- SUPPLIED DATA:
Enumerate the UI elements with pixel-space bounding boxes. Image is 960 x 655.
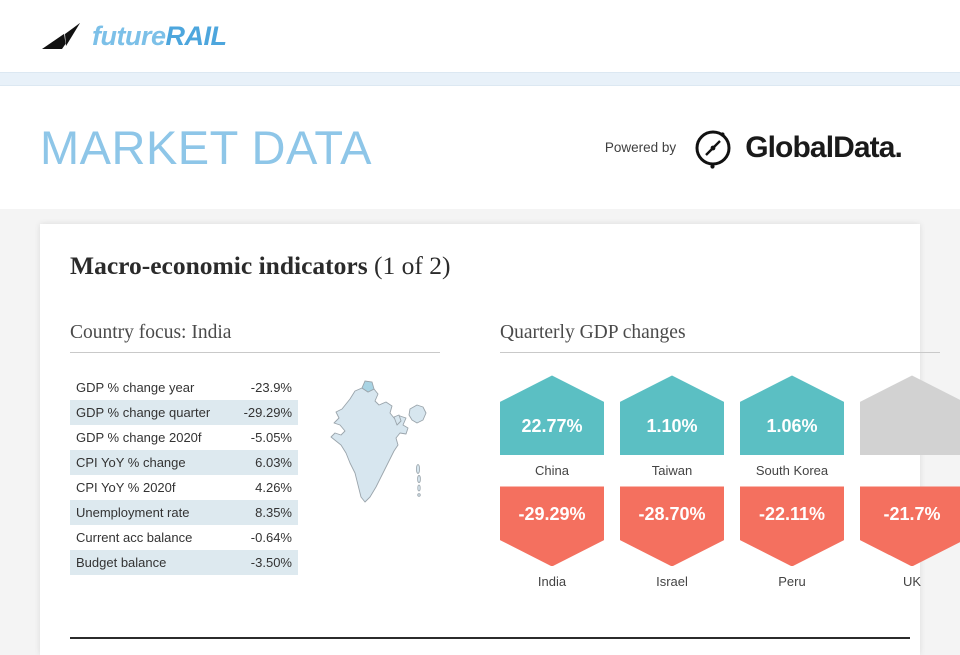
gdp-cell: -29.29% India	[500, 486, 604, 589]
gdp-value: -28.70%	[638, 504, 706, 525]
table-row: GDP % change 2020f -5.05%	[70, 425, 298, 450]
positive-gdp-row: 22.77% China 1.10% Taiwan 1.06% South Ko…	[500, 375, 960, 478]
nav-strip	[0, 72, 960, 86]
table-row: Unemployment rate 8.35%	[70, 500, 298, 526]
gdp-value: -21.7%	[883, 504, 941, 525]
indicator-label: CPI YoY % change	[76, 455, 186, 471]
gdp-value: 22.77%	[521, 416, 583, 437]
gdp-cell: 22.77% China	[500, 375, 604, 478]
gdp-value: 1.06%	[766, 416, 818, 437]
gdp-cell: -22.11% Peru	[740, 486, 844, 589]
pentagon-down-shape: -21.7%	[860, 486, 960, 567]
futurerail-logo[interactable]: futureRAIL	[40, 21, 227, 51]
indicators-table-body: GDP % change year -23.9% GDP % change qu…	[70, 375, 298, 576]
logo-wordmark: futureRAIL	[92, 20, 228, 51]
card-title-main: Macro-economic indicators	[70, 251, 368, 280]
indicator-label: GDP % change 2020f	[76, 430, 202, 446]
indicator-label: Budget balance	[76, 555, 167, 571]
page-title-row: MARKET DATA Powered by GlobalData.	[0, 86, 960, 209]
card-title: Macro-economic indicators (1 of 2)	[70, 251, 890, 280]
brand-bar: futureRAIL	[0, 0, 960, 72]
country-focus-heading: Country focus: India	[70, 322, 232, 344]
gdp-value: -29.29%	[518, 504, 586, 525]
gdp-cell: -21.7% UK	[860, 486, 960, 589]
country-focus-divider	[70, 352, 440, 354]
indicator-label: GDP % change quarter	[76, 405, 211, 421]
globaldata-circle-icon	[695, 130, 731, 169]
indicator-value: -5.05%	[250, 430, 292, 446]
gdp-country-label: India	[537, 574, 567, 590]
gdp-country-label: UK	[902, 574, 922, 590]
indicator-value: 4.26%	[255, 480, 292, 496]
logo-word-future: future	[92, 20, 166, 51]
pentagon-up-shape: 22.77%	[500, 375, 604, 456]
pentagon-down-shape: -28.70%	[620, 486, 724, 567]
gdp-cell-empty	[860, 375, 960, 478]
globaldata-wordmark: GlobalData.	[745, 130, 903, 164]
card-bottom-divider	[70, 637, 910, 639]
country-focus-column: Country focus: India GDP % change year -…	[70, 322, 470, 589]
globaldata-logo[interactable]: GlobalData.	[690, 125, 903, 171]
pentagon-up-shape: 1.06%	[740, 375, 844, 456]
quarterly-gdp-divider	[500, 352, 940, 354]
india-map	[322, 371, 438, 526]
powered-by-block: Powered by GlobalData.	[605, 125, 920, 171]
gdp-value: -22.11%	[758, 504, 826, 525]
table-row: GDP % change year -23.9%	[70, 375, 298, 400]
indicator-value: -3.50%	[250, 555, 292, 571]
gdp-country-label: Peru	[778, 574, 806, 590]
gdp-country-label: Taiwan	[651, 463, 693, 479]
gdp-country-label: Israel	[656, 574, 688, 590]
page-title: MARKET DATA	[40, 121, 372, 174]
gdp-cell: 1.10% Taiwan	[620, 375, 724, 478]
table-row: Budget balance -3.50%	[70, 550, 298, 576]
arrow-logo-icon	[42, 23, 80, 49]
pentagon-up-shape: 1.10%	[620, 375, 724, 456]
quarterly-gdp-column: Quarterly GDP changes 22.77% China 1.10%…	[500, 322, 960, 589]
macro-indicators-card: Macro-economic indicators (1 of 2) Count…	[40, 224, 960, 655]
table-row: GDP % change quarter -29.29%	[70, 400, 298, 426]
card-columns: Country focus: India GDP % change year -…	[70, 322, 960, 589]
indicators-table: GDP % change year -23.9% GDP % change qu…	[70, 375, 298, 576]
indicator-label: Unemployment rate	[76, 505, 190, 521]
pentagon-down-shape: -22.11%	[740, 486, 844, 567]
gdp-country-label: China	[535, 463, 569, 479]
powered-by-label: Powered by	[604, 140, 677, 155]
indicator-value: 6.03%	[255, 455, 292, 471]
quarterly-gdp-heading: Quarterly GDP changes	[500, 322, 686, 344]
pentagon-down-shape: -29.29%	[500, 486, 604, 567]
indicator-label: Current acc balance	[76, 530, 193, 546]
pentagon-up-placeholder-shape	[860, 375, 960, 456]
gdp-value: 1.10%	[646, 416, 698, 437]
indicator-label: GDP % change year	[76, 380, 195, 396]
india-map-icon	[330, 380, 427, 503]
logo-word-rail: RAIL	[165, 20, 228, 51]
gdp-country-label: South Korea	[755, 463, 829, 479]
table-row: Current acc balance -0.64%	[70, 525, 298, 550]
indicator-value: 8.35%	[255, 505, 292, 521]
negative-gdp-row: -29.29% India -28.70% Israel -22.11% Per…	[500, 486, 960, 589]
gdp-cell: -28.70% Israel	[620, 486, 724, 589]
indicator-value: -0.64%	[250, 530, 292, 546]
indicator-value: -23.9%	[250, 380, 292, 396]
country-focus-body: GDP % change year -23.9% GDP % change qu…	[70, 375, 470, 576]
table-row: CPI YoY % change 6.03%	[70, 450, 298, 476]
indicator-value: -29.29%	[243, 405, 292, 421]
gdp-cell: 1.06% South Korea	[740, 375, 844, 478]
indicator-label: CPI YoY % 2020f	[76, 480, 176, 496]
table-row: CPI YoY % 2020f 4.26%	[70, 475, 298, 500]
card-title-sub: (1 of 2)	[374, 251, 451, 280]
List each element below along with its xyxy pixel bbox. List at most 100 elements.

- WHAT YOU WILL DO: Reproduce all of the lines above word for word, omitting the pictures.

- WRITTEN REPLY:
Enumerate the UI elements with pixel-space bounding boxes. Image is 960 x 655.
gdp-cell: -29.29% India	[500, 486, 604, 589]
gdp-value: -28.70%	[638, 504, 706, 525]
table-row: GDP % change 2020f -5.05%	[70, 425, 298, 450]
positive-gdp-row: 22.77% China 1.10% Taiwan 1.06% South Ko…	[500, 375, 960, 478]
nav-strip	[0, 72, 960, 86]
table-row: Unemployment rate 8.35%	[70, 500, 298, 526]
gdp-value: -21.7%	[883, 504, 941, 525]
indicator-label: CPI YoY % change	[76, 455, 186, 471]
gdp-value: 22.77%	[521, 416, 583, 437]
gdp-cell: 22.77% China	[500, 375, 604, 478]
gdp-value: 1.06%	[766, 416, 818, 437]
gdp-cell: -22.11% Peru	[740, 486, 844, 589]
pentagon-down-shape: -21.7%	[860, 486, 960, 567]
futurerail-logo[interactable]: futureRAIL	[40, 21, 227, 51]
indicators-table-body: GDP % change year -23.9% GDP % change qu…	[70, 375, 298, 576]
logo-wordmark: futureRAIL	[92, 20, 228, 51]
card-title-main: Macro-economic indicators	[70, 251, 368, 280]
indicator-label: GDP % change 2020f	[76, 430, 202, 446]
indicator-label: Budget balance	[76, 555, 167, 571]
page-title-row: MARKET DATA Powered by GlobalData.	[0, 86, 960, 209]
card-title: Macro-economic indicators (1 of 2)	[70, 251, 890, 280]
brand-bar: futureRAIL	[0, 0, 960, 72]
country-focus-heading: Country focus: India	[70, 322, 232, 344]
gdp-value: -29.29%	[518, 504, 586, 525]
gdp-cell: -21.7% UK	[860, 486, 960, 589]
country-focus-divider	[70, 352, 440, 354]
indicator-label: GDP % change quarter	[76, 405, 211, 421]
globaldata-circle-icon	[695, 130, 731, 169]
indicator-value: -5.05%	[250, 430, 292, 446]
gdp-country-label: India	[537, 574, 567, 590]
gdp-country-label: UK	[902, 574, 922, 590]
indicator-value: 4.26%	[255, 480, 292, 496]
logo-word-future: future	[92, 20, 166, 51]
pentagon-up-shape: 22.77%	[500, 375, 604, 456]
pentagon-down-shape: -28.70%	[620, 486, 724, 567]
gdp-cell-empty	[860, 375, 960, 478]
globaldata-wordmark: GlobalData.	[745, 130, 903, 164]
card-bottom-divider	[70, 637, 910, 639]
country-focus-column: Country focus: India GDP % change year -…	[70, 322, 470, 589]
globaldata-logo[interactable]: GlobalData.	[690, 125, 903, 171]
pentagon-up-shape: 1.06%	[740, 375, 844, 456]
quarterly-gdp-divider	[500, 352, 940, 354]
india-map	[322, 371, 438, 526]
powered-by-block: Powered by GlobalData.	[605, 125, 920, 171]
gdp-value: -22.11%	[758, 504, 826, 525]
table-row: GDP % change year -23.9%	[70, 375, 298, 400]
indicator-value: -3.50%	[250, 555, 292, 571]
gdp-country-label: Peru	[778, 574, 806, 590]
gdp-country-label: Taiwan	[651, 463, 693, 479]
gdp-country-label: Israel	[656, 574, 688, 590]
page-title: MARKET DATA	[40, 121, 372, 174]
gdp-cell: 1.10% Taiwan	[620, 375, 724, 478]
table-row: Budget balance -3.50%	[70, 550, 298, 576]
arrow-logo-icon	[42, 23, 80, 49]
pentagon-up-shape: 1.10%	[620, 375, 724, 456]
quarterly-gdp-column: Quarterly GDP changes 22.77% China 1.10%…	[500, 322, 960, 589]
macro-indicators-card: Macro-economic indicators (1 of 2) Count…	[40, 224, 960, 655]
table-row: GDP % change quarter -29.29%	[70, 400, 298, 426]
card-columns: Country focus: India GDP % change year -…	[70, 322, 960, 589]
indicators-table: GDP % change year -23.9% GDP % change qu…	[70, 375, 298, 576]
indicator-label: Unemployment rate	[76, 505, 190, 521]
pentagon-down-shape: -22.11%	[740, 486, 844, 567]
gdp-country-label: China	[535, 463, 569, 479]
powered-by-label: Powered by	[604, 140, 677, 155]
indicator-value: 6.03%	[255, 455, 292, 471]
quarterly-gdp-heading: Quarterly GDP changes	[500, 322, 686, 344]
pentagon-down-shape: -29.29%	[500, 486, 604, 567]
indicator-label: Current acc balance	[76, 530, 193, 546]
pentagon-up-placeholder-shape	[860, 375, 960, 456]
gdp-value: 1.10%	[646, 416, 698, 437]
indicator-label: GDP % change year	[76, 380, 195, 396]
india-map-icon	[330, 380, 427, 503]
logo-word-rail: RAIL	[165, 20, 228, 51]
gdp-country-label: South Korea	[755, 463, 829, 479]
table-row: Current acc balance -0.64%	[70, 525, 298, 550]
indicator-value: 8.35%	[255, 505, 292, 521]
negative-gdp-row: -29.29% India -28.70% Israel -22.11% Per…	[500, 486, 960, 589]
gdp-cell: -28.70% Israel	[620, 486, 724, 589]
indicator-value: -0.64%	[250, 530, 292, 546]
indicator-value: -23.9%	[250, 380, 292, 396]
country-focus-body: GDP % change year -23.9% GDP % change qu…	[70, 375, 470, 576]
table-row: CPI YoY % change 6.03%	[70, 450, 298, 476]
indicator-value: -29.29%	[243, 405, 292, 421]
gdp-cell: 1.06% South Korea	[740, 375, 844, 478]
indicator-label: CPI YoY % 2020f	[76, 480, 176, 496]
table-row: CPI YoY % 2020f 4.26%	[70, 475, 298, 500]
card-title-sub: (1 of 2)	[374, 251, 451, 280]
List each element below along with its xyxy pixel bbox. List at most 100 elements.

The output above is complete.